▸ **WORK INSTRUCTIONS**
Determine which lines of the records include the word "this", and copy them.
-- -- --
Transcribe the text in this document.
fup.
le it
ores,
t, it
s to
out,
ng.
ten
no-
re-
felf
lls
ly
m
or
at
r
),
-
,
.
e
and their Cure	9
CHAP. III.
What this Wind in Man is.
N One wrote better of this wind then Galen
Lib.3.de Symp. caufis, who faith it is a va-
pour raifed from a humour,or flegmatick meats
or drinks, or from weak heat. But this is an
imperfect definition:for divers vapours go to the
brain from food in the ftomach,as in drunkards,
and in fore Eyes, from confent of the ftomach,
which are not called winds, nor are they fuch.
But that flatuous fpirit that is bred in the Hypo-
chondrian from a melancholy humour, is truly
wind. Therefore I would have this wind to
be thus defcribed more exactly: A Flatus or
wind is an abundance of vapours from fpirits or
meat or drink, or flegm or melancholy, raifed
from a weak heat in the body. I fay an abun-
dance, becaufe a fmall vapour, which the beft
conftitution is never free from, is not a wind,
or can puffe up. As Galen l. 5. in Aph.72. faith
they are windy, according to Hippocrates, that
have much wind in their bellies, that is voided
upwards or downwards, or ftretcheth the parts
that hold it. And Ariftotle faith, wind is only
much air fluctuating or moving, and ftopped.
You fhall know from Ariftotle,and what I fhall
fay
-- -- --
▸ **TASK RESPONSE**
Transcribe the text in this document.
What this Wind in Man is.
N One wrote better of this wind then Galen
or drinks, or from weak heat. But this is an
wind. Therefore I would have this wind to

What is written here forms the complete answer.